+++ Data for processing

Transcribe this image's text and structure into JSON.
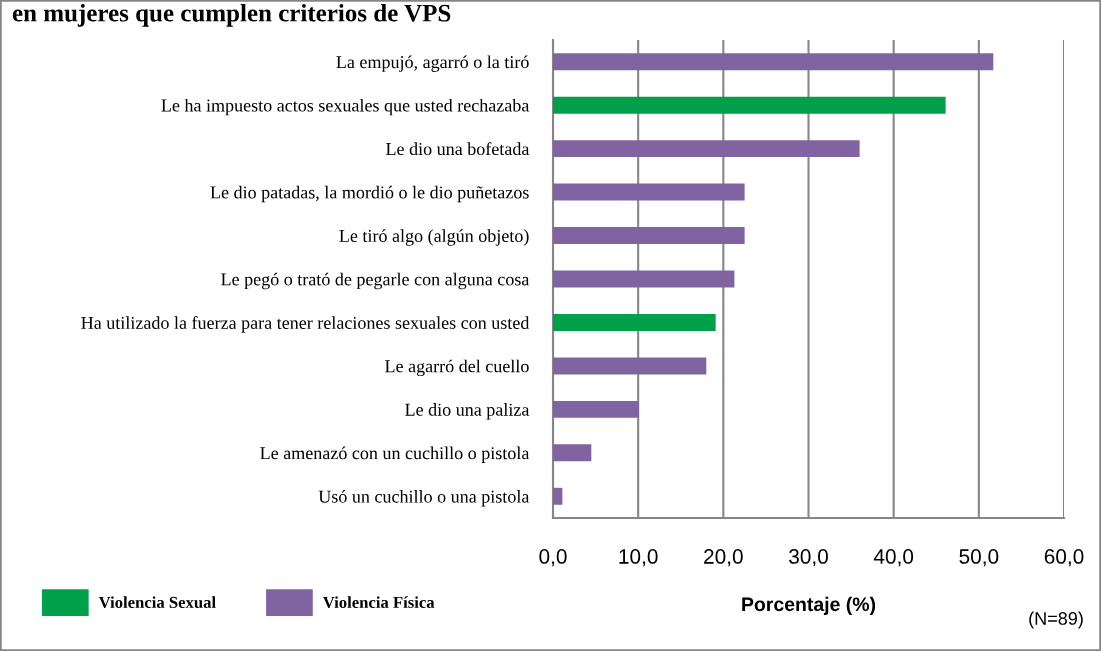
{
  "chart_data": {
    "type": "bar",
    "orientation": "horizontal",
    "title": "en mujeres que cumplen criterios de VPS",
    "xlabel": "Porcentaje (%)",
    "categories": [
      "La empujó, agarró o la tiró",
      "Le ha impuesto actos sexuales que usted rechazaba",
      "Le dio una bofetada",
      "Le dio patadas, la mordió o le dio puñetazos",
      "Le tiró algo (algún objeto)",
      "Le pegó o trató de pegarle con alguna cosa",
      "Ha utilizado la fuerza para tener relaciones sexuales con usted",
      "Le agarró del cuello",
      "Le dio una paliza",
      "Le amenazó con un cuchillo o pistola",
      "Usó un cuchillo o una pistola"
    ],
    "series": [
      {
        "name": "Violencia Sexual",
        "color": "#00a04a",
        "values": [
          null,
          46.1,
          null,
          null,
          null,
          null,
          19.1,
          null,
          null,
          null,
          null
        ]
      },
      {
        "name": "Violencia Física",
        "color": "#8064a2",
        "values": [
          51.7,
          null,
          36.0,
          22.5,
          22.5,
          21.3,
          null,
          18.0,
          10.1,
          4.5,
          1.1
        ]
      }
    ],
    "xlim": [
      0,
      60
    ],
    "xticks": [
      {
        "value": 0,
        "label": "0,0"
      },
      {
        "value": 10,
        "label": "10,0"
      },
      {
        "value": 20,
        "label": "20,0"
      },
      {
        "value": 30,
        "label": "30,0"
      },
      {
        "value": 40,
        "label": "40,0"
      },
      {
        "value": 50,
        "label": "50,0"
      },
      {
        "value": 60,
        "label": "60,0"
      }
    ],
    "grid": "x",
    "legend": "bottom left",
    "annotations": [
      "(N=89)"
    ]
  }
}
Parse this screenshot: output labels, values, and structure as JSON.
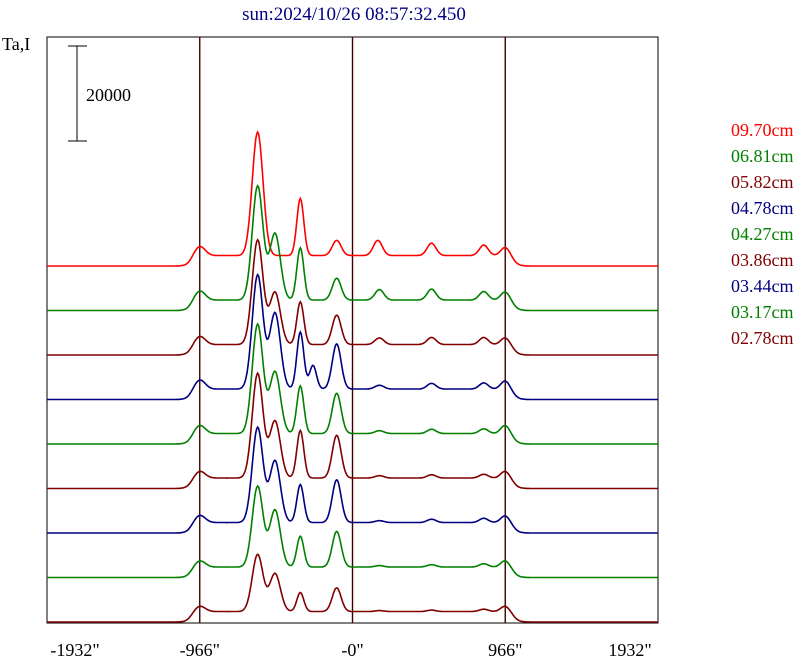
{
  "chart_data": {
    "type": "line",
    "title": "sun:2024/10/26 08:57:32.450",
    "ylabel": "Ta,I",
    "scale_bar_label": "20000",
    "xlim": [
      -1932,
      1932
    ],
    "x_ticks": [
      {
        "value": -1932,
        "label": "-1932\""
      },
      {
        "value": -966,
        "label": "-966\""
      },
      {
        "value": 0,
        "label": "-0\""
      },
      {
        "value": 966,
        "label": "966\""
      },
      {
        "value": 1932,
        "label": "1932\""
      }
    ],
    "vertical_lines": [
      -966,
      0,
      966
    ],
    "grid": false,
    "legend_position": "right",
    "series": [
      {
        "name": "09.70cm",
        "color": "#ff0000",
        "baseline": 8,
        "peaks": [
          [
            -966,
            2000
          ],
          [
            -600,
            26000
          ],
          [
            -330,
            12000
          ],
          [
            -100,
            3200
          ],
          [
            160,
            3200
          ],
          [
            500,
            2600
          ],
          [
            830,
            2200
          ],
          [
            966,
            1800
          ]
        ]
      },
      {
        "name": "06.81cm",
        "color": "#008000",
        "baseline": 7,
        "peaks": [
          [
            -966,
            2000
          ],
          [
            -600,
            24000
          ],
          [
            -490,
            14000
          ],
          [
            -330,
            11000
          ],
          [
            -100,
            4600
          ],
          [
            170,
            2200
          ],
          [
            500,
            2300
          ],
          [
            830,
            1800
          ],
          [
            966,
            1800
          ]
        ]
      },
      {
        "name": "05.82cm",
        "color": "#800000",
        "baseline": 6,
        "peaks": [
          [
            -966,
            1800
          ],
          [
            -600,
            22000
          ],
          [
            -490,
            11000
          ],
          [
            -330,
            9000
          ],
          [
            -100,
            6200
          ],
          [
            170,
            1400
          ],
          [
            500,
            1500
          ],
          [
            830,
            1500
          ],
          [
            966,
            1500
          ]
        ]
      },
      {
        "name": "04.78cm",
        "color": "#000080",
        "baseline": 5,
        "peaks": [
          [
            -966,
            2000
          ],
          [
            -600,
            24000
          ],
          [
            -490,
            16000
          ],
          [
            -330,
            12000
          ],
          [
            -250,
            5000
          ],
          [
            -100,
            9500
          ],
          [
            170,
            800
          ],
          [
            500,
            1200
          ],
          [
            830,
            1300
          ],
          [
            966,
            1800
          ]
        ]
      },
      {
        "name": "04.27cm",
        "color": "#008000",
        "baseline": 4,
        "peaks": [
          [
            -966,
            1800
          ],
          [
            -600,
            23000
          ],
          [
            -490,
            13000
          ],
          [
            -330,
            10000
          ],
          [
            -100,
            8500
          ],
          [
            170,
            600
          ],
          [
            500,
            900
          ],
          [
            830,
            1000
          ],
          [
            966,
            1800
          ]
        ]
      },
      {
        "name": "03.86cm",
        "color": "#800000",
        "baseline": 3,
        "peaks": [
          [
            -966,
            1500
          ],
          [
            -600,
            22000
          ],
          [
            -490,
            12000
          ],
          [
            -330,
            10000
          ],
          [
            -100,
            9000
          ],
          [
            170,
            500
          ],
          [
            500,
            700
          ],
          [
            830,
            800
          ],
          [
            966,
            1500
          ]
        ]
      },
      {
        "name": "03.44cm",
        "color": "#000080",
        "baseline": 2,
        "peaks": [
          [
            -966,
            1600
          ],
          [
            -600,
            20000
          ],
          [
            -490,
            13000
          ],
          [
            -330,
            8000
          ],
          [
            -100,
            9000
          ],
          [
            170,
            400
          ],
          [
            500,
            700
          ],
          [
            830,
            900
          ],
          [
            966,
            1500
          ]
        ]
      },
      {
        "name": "03.17cm",
        "color": "#008000",
        "baseline": 1,
        "peaks": [
          [
            -966,
            1400
          ],
          [
            -600,
            17000
          ],
          [
            -490,
            12000
          ],
          [
            -330,
            6500
          ],
          [
            -100,
            7500
          ],
          [
            170,
            300
          ],
          [
            500,
            500
          ],
          [
            830,
            700
          ],
          [
            966,
            1400
          ]
        ]
      },
      {
        "name": "02.78cm",
        "color": "#800000",
        "baseline": 0,
        "peaks": [
          [
            -966,
            1200
          ],
          [
            -600,
            12000
          ],
          [
            -490,
            8000
          ],
          [
            -330,
            4000
          ],
          [
            -100,
            5000
          ],
          [
            170,
            200
          ],
          [
            500,
            300
          ],
          [
            830,
            500
          ],
          [
            966,
            1200
          ]
        ]
      }
    ]
  }
}
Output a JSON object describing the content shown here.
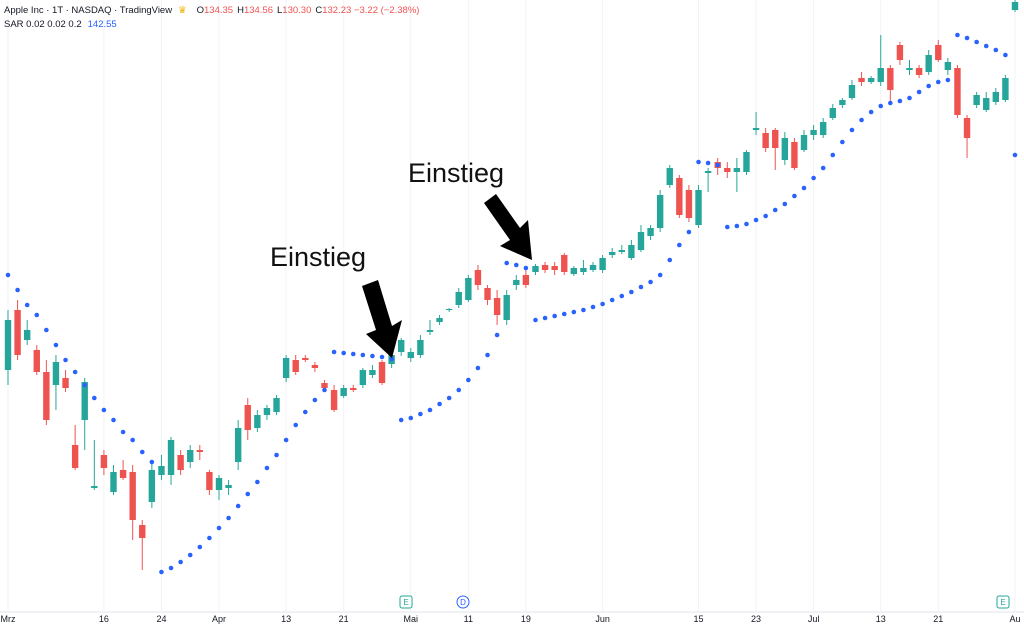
{
  "header": {
    "title": "Apple Inc · 1T · NASDAQ · TradingView",
    "ohlc": [
      {
        "key": "O",
        "value": "134.35"
      },
      {
        "key": "H",
        "value": "134.56"
      },
      {
        "key": "L",
        "value": "130.30"
      },
      {
        "key": "C",
        "value": "132.23"
      }
    ],
    "change": "−3.22 (−2.38%)",
    "indicator": "SAR 0.02 0.02 0.2",
    "indicator_value": "142.55"
  },
  "chart_data": {
    "type": "candlestick",
    "categories": [
      "Mrz",
      null,
      null,
      null,
      null,
      null,
      null,
      null,
      null,
      null,
      "16",
      null,
      null,
      null,
      null,
      null,
      "24",
      null,
      null,
      null,
      null,
      null,
      "Apr",
      null,
      null,
      null,
      null,
      null,
      null,
      "13",
      null,
      null,
      null,
      null,
      null,
      "21",
      null,
      null,
      null,
      null,
      null,
      null,
      "Mai",
      null,
      null,
      null,
      null,
      null,
      "11",
      null,
      null,
      null,
      null,
      null,
      "19",
      null,
      null,
      null,
      null,
      null,
      null,
      null,
      "Jun",
      null,
      null,
      null,
      null,
      null,
      null,
      null,
      null,
      null,
      "15",
      null,
      null,
      null,
      null,
      null,
      "23",
      null,
      null,
      null,
      null,
      null,
      "Jul",
      null,
      null,
      null,
      null,
      null,
      null,
      "13",
      null,
      null,
      null,
      null,
      null,
      "21",
      null,
      null,
      null,
      null,
      null,
      null,
      null,
      "Au"
    ],
    "open": [
      127.5,
      130.5,
      129,
      128.5,
      127.4,
      126.75,
      127.1,
      123.75,
      125,
      121.6,
      123.25,
      121.4,
      122.5,
      122.4,
      119.75,
      120.9,
      122.25,
      122.25,
      123.25,
      122.9,
      123.5,
      122.4,
      121.5,
      121.6,
      122.9,
      125.75,
      124.6,
      125.25,
      125.4,
      127.1,
      128,
      128.1,
      127.75,
      126.85,
      126.5,
      126.2,
      126.6,
      126.75,
      127.25,
      127.9,
      127.8,
      128.4,
      128.1,
      128.25,
      129.4,
      129.9,
      130.5,
      130.75,
      131,
      132.5,
      131.6,
      131.1,
      130,
      131.75,
      132.25,
      132.4,
      132.75,
      132.7,
      133.25,
      132.3,
      132.4,
      132.5,
      132.5,
      133.25,
      133.4,
      133.1,
      133.5,
      134.2,
      134.6,
      136.75,
      137.1,
      136.5,
      134.75,
      137.35,
      137.9,
      137.6,
      137.4,
      137.4,
      139.5,
      139.35,
      139.5,
      138,
      138.9,
      138.5,
      139.25,
      139.25,
      140.1,
      140.75,
      141.1,
      142.1,
      141.9,
      141.9,
      142.6,
      143.75,
      142.5,
      142.6,
      142.4,
      143.75,
      142.5,
      142.6,
      140.1,
      140.75,
      140.5,
      140.9,
      141,
      145.5
    ],
    "high": [
      130.5,
      131,
      130,
      128.75,
      128,
      128.25,
      127.5,
      124.75,
      127.1,
      124,
      123.5,
      122.75,
      123,
      122.75,
      120,
      123,
      123.25,
      124.15,
      123.5,
      123.75,
      123.75,
      122.5,
      122.25,
      122,
      125,
      126.1,
      125.5,
      125.75,
      126.25,
      128.25,
      128.25,
      128.25,
      127.9,
      127,
      126.75,
      126.75,
      126.75,
      127.6,
      127.75,
      128,
      128.4,
      129.1,
      128.6,
      129.25,
      130,
      130.25,
      130.6,
      131.6,
      132.25,
      132.75,
      131.75,
      131.5,
      131.5,
      132.25,
      132.5,
      132.8,
      132.9,
      132.9,
      133.35,
      132.7,
      133,
      132.9,
      133.25,
      133.6,
      133.75,
      134,
      134.75,
      134.75,
      136.5,
      137.75,
      137.25,
      136.75,
      136.75,
      137.6,
      138.1,
      137.9,
      138.1,
      138.5,
      140.4,
      139.6,
      139.6,
      139.4,
      139.1,
      139.5,
      139.75,
      140.1,
      140.8,
      141.1,
      142,
      142.4,
      142.2,
      144.25,
      142.75,
      143.9,
      143,
      142.75,
      143.5,
      144,
      143.1,
      142.75,
      140.25,
      141.4,
      141.4,
      141.6,
      142.25,
      146
    ],
    "low": [
      126.75,
      128,
      128.75,
      127.25,
      124.75,
      125.5,
      126.4,
      122.5,
      123.5,
      121.5,
      122.25,
      121.25,
      122,
      119,
      117.5,
      120.6,
      122,
      121.75,
      122.25,
      122.6,
      123,
      121.25,
      121,
      121.25,
      122.5,
      124,
      124.4,
      125,
      125.25,
      126.9,
      127.25,
      127.9,
      127.4,
      126.5,
      125.4,
      126.1,
      126.4,
      126.6,
      127.1,
      126.75,
      127.6,
      128.2,
      127.9,
      128.1,
      129.25,
      129.75,
      130.4,
      130.6,
      130.9,
      131.5,
      130.75,
      129.75,
      129.75,
      131.5,
      131.6,
      132.25,
      132.35,
      132.25,
      132.25,
      132.2,
      132.25,
      132.4,
      132.35,
      133.1,
      133.3,
      133,
      133.4,
      134,
      134.4,
      136.6,
      135.1,
      134.9,
      134.6,
      136.4,
      137.25,
      137.1,
      136.4,
      137.25,
      139.25,
      138.4,
      137.5,
      137.75,
      137.5,
      138.4,
      139,
      139.1,
      140,
      140.6,
      141,
      141.7,
      141.8,
      141.7,
      140.75,
      142.75,
      142.25,
      142.1,
      142.25,
      142.9,
      142.25,
      140.1,
      138.1,
      140.6,
      140.4,
      140.75,
      140.9,
      145.4
    ],
    "close": [
      130,
      128.25,
      129.5,
      127.4,
      125,
      127.9,
      126.6,
      122.6,
      126.9,
      121.7,
      122.6,
      122.4,
      122.1,
      120,
      119.1,
      122.5,
      122.7,
      124,
      122.5,
      123.5,
      123.4,
      121.5,
      122.1,
      121.75,
      124.6,
      124.5,
      125.25,
      125.6,
      126.1,
      128.1,
      127.4,
      128,
      127.6,
      126.6,
      125.5,
      126.6,
      126.5,
      127.5,
      127.5,
      126.85,
      128.25,
      129,
      128.4,
      129,
      129.5,
      130.1,
      130.55,
      131.4,
      132.1,
      131.75,
      131,
      130.25,
      131.25,
      132,
      131.75,
      132.7,
      132.5,
      132.5,
      132.4,
      132.6,
      132.6,
      132.75,
      133.1,
      133.4,
      133.5,
      133.75,
      134.4,
      134.6,
      136.25,
      137.6,
      135.25,
      135.1,
      136.5,
      137.45,
      137.6,
      137.4,
      137.6,
      138.4,
      139.6,
      138.6,
      138.6,
      139.1,
      137.6,
      139.25,
      139.5,
      139.9,
      140.6,
      141,
      141.75,
      141.9,
      142.1,
      142.6,
      141.5,
      143,
      142.6,
      142.25,
      143.25,
      143,
      142.9,
      140.25,
      139.1,
      141.25,
      141.1,
      141.4,
      142.1,
      145.9
    ],
    "up_color": "#26a69a",
    "down_color": "#ef5350",
    "sar": {
      "color": "#2962ff",
      "values": [
        132.25,
        131.5,
        130.75,
        130.25,
        129.5,
        128.75,
        128,
        127.4,
        126.75,
        126.1,
        125.5,
        125,
        124.4,
        124,
        123.4,
        122.9,
        117.4,
        117.6,
        117.9,
        118.25,
        118.65,
        119.1,
        119.6,
        120.1,
        120.7,
        121.3,
        121.9,
        122.6,
        123.25,
        124,
        124.75,
        125.4,
        126,
        126.5,
        128.4,
        128.35,
        128.3,
        128.25,
        128.2,
        128.15,
        128.05,
        125,
        125.1,
        125.3,
        125.5,
        125.8,
        126.1,
        126.5,
        127,
        127.6,
        128.25,
        129.25,
        132.85,
        132.75,
        132.6,
        130,
        130.1,
        130.2,
        130.3,
        130.4,
        130.5,
        130.65,
        130.8,
        131,
        131.2,
        131.4,
        131.65,
        131.9,
        132.25,
        133,
        133.75,
        134.4,
        137.9,
        137.85,
        137.75,
        134.65,
        134.7,
        134.8,
        135,
        135.2,
        135.5,
        135.8,
        136.2,
        136.6,
        137.1,
        137.6,
        138.25,
        138.9,
        139.5,
        140,
        140.4,
        140.7,
        140.85,
        140.95,
        141.1,
        141.4,
        141.7,
        141.9,
        142,
        144.25,
        144.1,
        143.9,
        143.7,
        143.5,
        143.25,
        138.25
      ]
    },
    "ylim": [
      115.5,
      146
    ],
    "annotations": [
      "Einstieg",
      "Einstieg"
    ],
    "events": [
      "E",
      "D",
      "E"
    ]
  }
}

++++++

### Request
Determine how many lines include the word "baseline" and report that number by itself.

### Answer below
9